As we now know, the AP report is a factual
train wreck: Sam Bacile does not exist. The real filmmaker is
purportedly an Egyptian-American Coptic Christian named Nakoula Basseley
Nakoula.
The insidiousness of AP’s blunder is that it
plants a subtle seed in readers’ minds the idea that irresponsible,
selfish actions by Israelis, funded by Jewish donors, result in the
murder of Americans.
What’s worse, it comes at a highly critical
time, when Israeli is struggling with the existential question of
stopping the Iranian nuclear threat – and public opinion weighs so
heavily on the leader of the free world. This negativity has impact.
So how did Associated Press – employing 2,400
journalists in more than 300 locations worldwide – fail in the most
basic elements of fact-checking?
Could it be that nobody at AP – no writer or editor – bothered to check with the California Department of Real Estate about the existence of this alleged “California real estate developer”?
Didn’t anyone at AP pick up the phone to the Jewish Federation of Los Angeles,
or to Israelis involved in the film industry, or the Israeli consulate
in LA, whose well-connected networks would have immediately warned that
no such person exists?
Is it possible that the sleuth journalists at AP never even bothered to check whitepages.com for the name Sam Bacile – who exists not in California or anywhere else in the United States?
Surely AP has access to top-of-the-line
information databases, the kind from which any private investigator
could get a detailed profile in 15 minutes or less. It’s hard to believe
that this multinational, sophisticated information-gathering
organization failed to conduct a basic fact-check that could be
accomplished by any intern, let alone a teenager armed with a MacBook.

· · · ·

(Assignment 1)
According to the passage, why does the timing of the AP's error make it worse? Answer in one to three sentences.
(Assignment 2)
Write out the passage exactly, from "Could it be" to "the United States?".
These rows play no part in the tasks.

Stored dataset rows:
· · · ·

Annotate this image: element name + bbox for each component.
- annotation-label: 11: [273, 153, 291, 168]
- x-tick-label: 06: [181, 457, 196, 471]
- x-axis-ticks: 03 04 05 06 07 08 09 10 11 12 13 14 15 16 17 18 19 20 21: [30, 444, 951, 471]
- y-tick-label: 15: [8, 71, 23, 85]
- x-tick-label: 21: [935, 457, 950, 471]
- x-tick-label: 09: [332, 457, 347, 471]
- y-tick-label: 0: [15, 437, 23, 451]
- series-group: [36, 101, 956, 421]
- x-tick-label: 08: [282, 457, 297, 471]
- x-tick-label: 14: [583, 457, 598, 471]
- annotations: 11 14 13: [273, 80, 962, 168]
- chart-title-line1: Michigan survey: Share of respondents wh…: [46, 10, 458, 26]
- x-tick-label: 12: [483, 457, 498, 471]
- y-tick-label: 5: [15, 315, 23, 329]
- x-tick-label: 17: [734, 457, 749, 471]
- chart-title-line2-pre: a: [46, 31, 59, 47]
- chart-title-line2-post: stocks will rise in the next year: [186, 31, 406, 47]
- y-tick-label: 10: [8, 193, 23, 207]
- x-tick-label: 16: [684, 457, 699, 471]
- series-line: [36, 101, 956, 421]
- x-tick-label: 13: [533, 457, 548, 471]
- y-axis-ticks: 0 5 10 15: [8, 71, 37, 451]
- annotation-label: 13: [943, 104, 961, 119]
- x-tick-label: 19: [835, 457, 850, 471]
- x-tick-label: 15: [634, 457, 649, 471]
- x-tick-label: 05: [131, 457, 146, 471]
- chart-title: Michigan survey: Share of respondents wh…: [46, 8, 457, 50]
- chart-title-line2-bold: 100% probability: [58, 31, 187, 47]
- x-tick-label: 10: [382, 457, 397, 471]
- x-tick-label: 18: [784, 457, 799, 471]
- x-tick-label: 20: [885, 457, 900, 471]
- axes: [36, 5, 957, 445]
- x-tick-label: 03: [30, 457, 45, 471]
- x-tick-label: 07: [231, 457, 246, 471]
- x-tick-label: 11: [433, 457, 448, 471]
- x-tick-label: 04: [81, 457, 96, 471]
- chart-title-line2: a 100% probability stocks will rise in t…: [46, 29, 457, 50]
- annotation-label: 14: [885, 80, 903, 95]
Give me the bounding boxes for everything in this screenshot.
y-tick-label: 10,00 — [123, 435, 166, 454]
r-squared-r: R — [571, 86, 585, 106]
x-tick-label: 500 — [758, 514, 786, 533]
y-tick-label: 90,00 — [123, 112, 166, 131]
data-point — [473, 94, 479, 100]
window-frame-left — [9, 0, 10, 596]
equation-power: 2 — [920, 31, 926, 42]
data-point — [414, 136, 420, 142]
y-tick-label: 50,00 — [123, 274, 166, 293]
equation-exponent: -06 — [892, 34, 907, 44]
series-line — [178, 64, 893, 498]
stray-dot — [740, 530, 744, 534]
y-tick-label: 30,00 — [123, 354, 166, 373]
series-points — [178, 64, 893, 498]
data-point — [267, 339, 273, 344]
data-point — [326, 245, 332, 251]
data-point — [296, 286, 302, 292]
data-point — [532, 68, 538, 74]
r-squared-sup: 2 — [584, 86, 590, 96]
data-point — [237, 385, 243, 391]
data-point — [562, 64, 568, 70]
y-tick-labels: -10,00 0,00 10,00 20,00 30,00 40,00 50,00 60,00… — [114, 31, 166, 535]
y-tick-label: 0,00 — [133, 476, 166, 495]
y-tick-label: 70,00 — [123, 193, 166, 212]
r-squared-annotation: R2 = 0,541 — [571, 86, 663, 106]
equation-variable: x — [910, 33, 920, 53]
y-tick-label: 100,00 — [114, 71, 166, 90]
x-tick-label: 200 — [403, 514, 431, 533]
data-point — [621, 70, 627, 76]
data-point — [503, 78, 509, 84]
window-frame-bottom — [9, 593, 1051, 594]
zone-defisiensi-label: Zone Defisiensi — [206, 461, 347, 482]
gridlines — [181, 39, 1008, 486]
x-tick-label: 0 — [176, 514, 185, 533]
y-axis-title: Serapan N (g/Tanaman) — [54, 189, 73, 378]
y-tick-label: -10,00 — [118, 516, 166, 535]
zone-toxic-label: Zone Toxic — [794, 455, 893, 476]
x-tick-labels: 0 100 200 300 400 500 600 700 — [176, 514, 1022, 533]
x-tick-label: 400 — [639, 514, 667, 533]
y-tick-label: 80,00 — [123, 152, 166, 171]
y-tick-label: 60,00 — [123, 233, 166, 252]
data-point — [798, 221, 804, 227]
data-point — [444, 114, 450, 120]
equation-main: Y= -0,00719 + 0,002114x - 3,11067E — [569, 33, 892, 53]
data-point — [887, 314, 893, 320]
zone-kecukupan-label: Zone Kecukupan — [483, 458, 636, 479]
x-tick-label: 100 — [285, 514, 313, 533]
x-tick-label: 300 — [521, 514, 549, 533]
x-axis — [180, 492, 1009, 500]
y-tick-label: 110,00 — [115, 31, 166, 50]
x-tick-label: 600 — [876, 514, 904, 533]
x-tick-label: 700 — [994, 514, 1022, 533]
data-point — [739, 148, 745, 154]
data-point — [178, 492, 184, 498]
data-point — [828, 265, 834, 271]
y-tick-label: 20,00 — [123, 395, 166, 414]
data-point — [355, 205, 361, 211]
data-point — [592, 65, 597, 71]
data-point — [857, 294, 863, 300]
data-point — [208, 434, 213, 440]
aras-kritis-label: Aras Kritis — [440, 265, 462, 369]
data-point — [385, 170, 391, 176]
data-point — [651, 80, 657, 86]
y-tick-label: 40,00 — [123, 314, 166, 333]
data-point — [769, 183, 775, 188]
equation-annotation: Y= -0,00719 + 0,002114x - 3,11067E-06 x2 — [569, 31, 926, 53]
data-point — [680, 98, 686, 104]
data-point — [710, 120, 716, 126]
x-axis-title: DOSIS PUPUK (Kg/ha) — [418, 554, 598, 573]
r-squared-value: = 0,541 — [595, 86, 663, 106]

· · · ·

(Solution 1)
The error came at a highly critical time, when Israel was struggling with the existential question of stopping the Iranian nuclear threat. Public opinion weighs heavily on the leader of the free world, so the negativity has an impact.

(Solution 2)
Could it be that nobody at AP – no writer or editor – bothered to check with the California Department of Real Estate about the existence of this alleged “California real estate developer”?
Didn’t anyone at AP pick up the phone to the Jewish Federation of Los Angeles,
or to Israelis involved in the film industry, or the Israeli consulate
in LA, whose well-connected networks would have immediately warned that
no such person exists?
Is it possible that the sleuth journalists at AP never even bothered to check whitepages.com for the name Sam Bacile – who exists not in California or anywhere else in the United States?